▶ DATA TO USE
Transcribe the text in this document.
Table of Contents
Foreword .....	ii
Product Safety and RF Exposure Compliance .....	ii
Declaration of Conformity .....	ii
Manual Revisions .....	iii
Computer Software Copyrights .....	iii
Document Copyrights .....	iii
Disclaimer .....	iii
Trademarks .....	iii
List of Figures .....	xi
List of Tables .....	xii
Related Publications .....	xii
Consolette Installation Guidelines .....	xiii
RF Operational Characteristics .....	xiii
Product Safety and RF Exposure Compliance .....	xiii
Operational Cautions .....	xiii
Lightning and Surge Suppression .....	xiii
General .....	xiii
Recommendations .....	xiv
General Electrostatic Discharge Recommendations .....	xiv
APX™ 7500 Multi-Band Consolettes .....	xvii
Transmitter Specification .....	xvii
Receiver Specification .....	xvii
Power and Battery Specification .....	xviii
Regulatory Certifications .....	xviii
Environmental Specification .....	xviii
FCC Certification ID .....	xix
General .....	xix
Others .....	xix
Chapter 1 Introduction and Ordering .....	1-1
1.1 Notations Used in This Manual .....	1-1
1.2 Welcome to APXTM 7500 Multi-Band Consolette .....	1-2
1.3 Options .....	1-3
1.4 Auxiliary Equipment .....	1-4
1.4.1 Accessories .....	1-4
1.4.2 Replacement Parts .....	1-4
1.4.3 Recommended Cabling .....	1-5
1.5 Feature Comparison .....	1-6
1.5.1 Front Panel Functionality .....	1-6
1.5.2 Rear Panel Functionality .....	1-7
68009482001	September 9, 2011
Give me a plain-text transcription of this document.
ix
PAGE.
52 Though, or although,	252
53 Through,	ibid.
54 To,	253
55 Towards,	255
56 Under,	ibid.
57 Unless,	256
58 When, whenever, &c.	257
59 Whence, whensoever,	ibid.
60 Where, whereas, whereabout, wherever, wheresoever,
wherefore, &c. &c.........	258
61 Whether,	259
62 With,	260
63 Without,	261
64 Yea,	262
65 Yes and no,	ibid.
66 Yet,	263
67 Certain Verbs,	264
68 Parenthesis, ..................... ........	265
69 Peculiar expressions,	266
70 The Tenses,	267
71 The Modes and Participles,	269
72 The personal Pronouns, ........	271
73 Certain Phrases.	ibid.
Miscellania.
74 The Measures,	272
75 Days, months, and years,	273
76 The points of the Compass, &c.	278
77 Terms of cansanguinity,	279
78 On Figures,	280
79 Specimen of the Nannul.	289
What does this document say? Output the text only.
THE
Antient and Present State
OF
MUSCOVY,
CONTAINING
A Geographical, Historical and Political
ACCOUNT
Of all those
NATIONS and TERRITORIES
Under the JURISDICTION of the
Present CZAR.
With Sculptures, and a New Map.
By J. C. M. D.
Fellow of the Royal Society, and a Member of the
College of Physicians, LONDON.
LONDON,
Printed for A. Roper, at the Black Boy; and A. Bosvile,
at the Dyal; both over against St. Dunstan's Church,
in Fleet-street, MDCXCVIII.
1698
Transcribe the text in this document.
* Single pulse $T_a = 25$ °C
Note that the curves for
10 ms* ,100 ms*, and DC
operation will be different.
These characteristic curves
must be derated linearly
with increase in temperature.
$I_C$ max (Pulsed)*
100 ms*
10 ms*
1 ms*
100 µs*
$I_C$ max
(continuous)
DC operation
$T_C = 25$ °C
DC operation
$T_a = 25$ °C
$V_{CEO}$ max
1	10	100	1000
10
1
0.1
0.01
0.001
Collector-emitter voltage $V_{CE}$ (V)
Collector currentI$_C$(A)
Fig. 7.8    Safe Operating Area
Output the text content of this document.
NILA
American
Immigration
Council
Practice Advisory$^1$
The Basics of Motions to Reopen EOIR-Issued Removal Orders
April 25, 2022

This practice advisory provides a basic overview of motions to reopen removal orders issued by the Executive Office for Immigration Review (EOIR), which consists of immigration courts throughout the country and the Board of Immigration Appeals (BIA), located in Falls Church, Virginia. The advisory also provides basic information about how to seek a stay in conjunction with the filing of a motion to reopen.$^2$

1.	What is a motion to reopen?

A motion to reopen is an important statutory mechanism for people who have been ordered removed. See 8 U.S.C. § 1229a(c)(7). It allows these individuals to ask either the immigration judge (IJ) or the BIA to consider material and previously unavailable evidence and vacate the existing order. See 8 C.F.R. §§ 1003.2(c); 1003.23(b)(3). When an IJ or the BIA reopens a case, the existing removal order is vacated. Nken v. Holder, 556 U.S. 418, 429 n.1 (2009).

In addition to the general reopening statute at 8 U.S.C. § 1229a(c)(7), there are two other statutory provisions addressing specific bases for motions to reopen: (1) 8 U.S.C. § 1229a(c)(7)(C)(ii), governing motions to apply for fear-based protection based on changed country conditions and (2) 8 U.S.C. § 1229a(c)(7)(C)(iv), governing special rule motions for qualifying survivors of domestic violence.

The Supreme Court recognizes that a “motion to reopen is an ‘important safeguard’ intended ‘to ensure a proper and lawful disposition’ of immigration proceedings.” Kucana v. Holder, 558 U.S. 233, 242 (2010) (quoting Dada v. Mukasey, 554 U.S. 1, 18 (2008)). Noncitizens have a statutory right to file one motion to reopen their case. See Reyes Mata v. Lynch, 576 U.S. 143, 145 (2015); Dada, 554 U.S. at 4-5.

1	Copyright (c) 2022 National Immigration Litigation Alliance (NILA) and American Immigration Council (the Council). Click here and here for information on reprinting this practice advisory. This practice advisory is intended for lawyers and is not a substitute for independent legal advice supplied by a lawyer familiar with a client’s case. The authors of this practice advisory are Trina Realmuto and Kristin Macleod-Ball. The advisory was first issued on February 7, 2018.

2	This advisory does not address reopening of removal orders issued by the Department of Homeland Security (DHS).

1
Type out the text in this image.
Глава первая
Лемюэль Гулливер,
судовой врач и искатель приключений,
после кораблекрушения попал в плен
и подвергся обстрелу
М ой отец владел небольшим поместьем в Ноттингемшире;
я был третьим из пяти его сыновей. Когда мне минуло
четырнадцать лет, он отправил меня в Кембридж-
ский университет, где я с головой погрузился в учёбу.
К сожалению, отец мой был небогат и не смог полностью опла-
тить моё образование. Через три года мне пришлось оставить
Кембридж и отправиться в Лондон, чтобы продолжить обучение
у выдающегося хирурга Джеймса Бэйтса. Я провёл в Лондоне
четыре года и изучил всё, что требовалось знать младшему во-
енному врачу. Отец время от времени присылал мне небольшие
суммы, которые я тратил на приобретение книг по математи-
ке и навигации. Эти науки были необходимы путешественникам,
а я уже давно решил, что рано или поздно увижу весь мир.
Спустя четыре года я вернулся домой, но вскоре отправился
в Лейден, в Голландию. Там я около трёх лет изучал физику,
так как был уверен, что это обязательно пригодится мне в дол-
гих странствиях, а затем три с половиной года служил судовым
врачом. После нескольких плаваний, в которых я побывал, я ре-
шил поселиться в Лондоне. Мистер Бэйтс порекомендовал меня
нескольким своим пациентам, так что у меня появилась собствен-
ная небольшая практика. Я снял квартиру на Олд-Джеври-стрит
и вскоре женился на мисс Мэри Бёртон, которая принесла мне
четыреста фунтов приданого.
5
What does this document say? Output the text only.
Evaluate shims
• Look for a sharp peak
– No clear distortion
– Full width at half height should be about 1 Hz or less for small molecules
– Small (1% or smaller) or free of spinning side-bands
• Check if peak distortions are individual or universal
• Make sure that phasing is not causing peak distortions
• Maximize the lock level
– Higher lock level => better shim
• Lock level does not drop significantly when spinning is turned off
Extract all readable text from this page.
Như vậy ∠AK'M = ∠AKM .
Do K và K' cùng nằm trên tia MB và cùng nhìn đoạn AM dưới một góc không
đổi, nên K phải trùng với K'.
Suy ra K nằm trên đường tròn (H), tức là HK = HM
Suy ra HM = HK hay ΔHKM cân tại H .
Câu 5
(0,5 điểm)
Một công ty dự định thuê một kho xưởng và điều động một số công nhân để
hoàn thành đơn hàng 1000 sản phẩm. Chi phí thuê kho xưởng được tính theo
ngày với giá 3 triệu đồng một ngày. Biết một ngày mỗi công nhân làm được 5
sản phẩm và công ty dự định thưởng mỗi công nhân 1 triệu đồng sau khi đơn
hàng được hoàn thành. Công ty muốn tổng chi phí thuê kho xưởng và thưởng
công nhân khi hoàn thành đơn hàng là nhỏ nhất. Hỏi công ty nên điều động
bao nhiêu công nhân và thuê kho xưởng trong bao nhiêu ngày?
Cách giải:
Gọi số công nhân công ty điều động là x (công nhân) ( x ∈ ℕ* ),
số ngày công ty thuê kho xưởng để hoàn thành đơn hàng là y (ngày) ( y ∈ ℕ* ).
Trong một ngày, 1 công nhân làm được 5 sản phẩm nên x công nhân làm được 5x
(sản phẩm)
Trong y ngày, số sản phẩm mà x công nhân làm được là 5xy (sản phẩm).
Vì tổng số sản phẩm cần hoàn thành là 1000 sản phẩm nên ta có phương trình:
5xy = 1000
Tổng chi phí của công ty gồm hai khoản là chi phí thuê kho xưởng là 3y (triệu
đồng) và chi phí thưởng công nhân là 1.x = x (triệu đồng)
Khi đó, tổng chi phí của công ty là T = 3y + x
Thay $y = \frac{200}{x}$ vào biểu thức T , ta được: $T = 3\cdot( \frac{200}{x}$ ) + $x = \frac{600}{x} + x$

▶ WHAT IS ASKED
Pick out all the lines with the word "года" in them and copy them.

▶ OUTPUT OF THE EXERCISE
тить моё образование. Через три года мне пришлось оставить
четыре года и изучил всё, что требовалось знать младшему во-
Спустя четыре года я вернулся домой, но вскоре отправился
гих странствиях, а затем три с половиной года служил судовым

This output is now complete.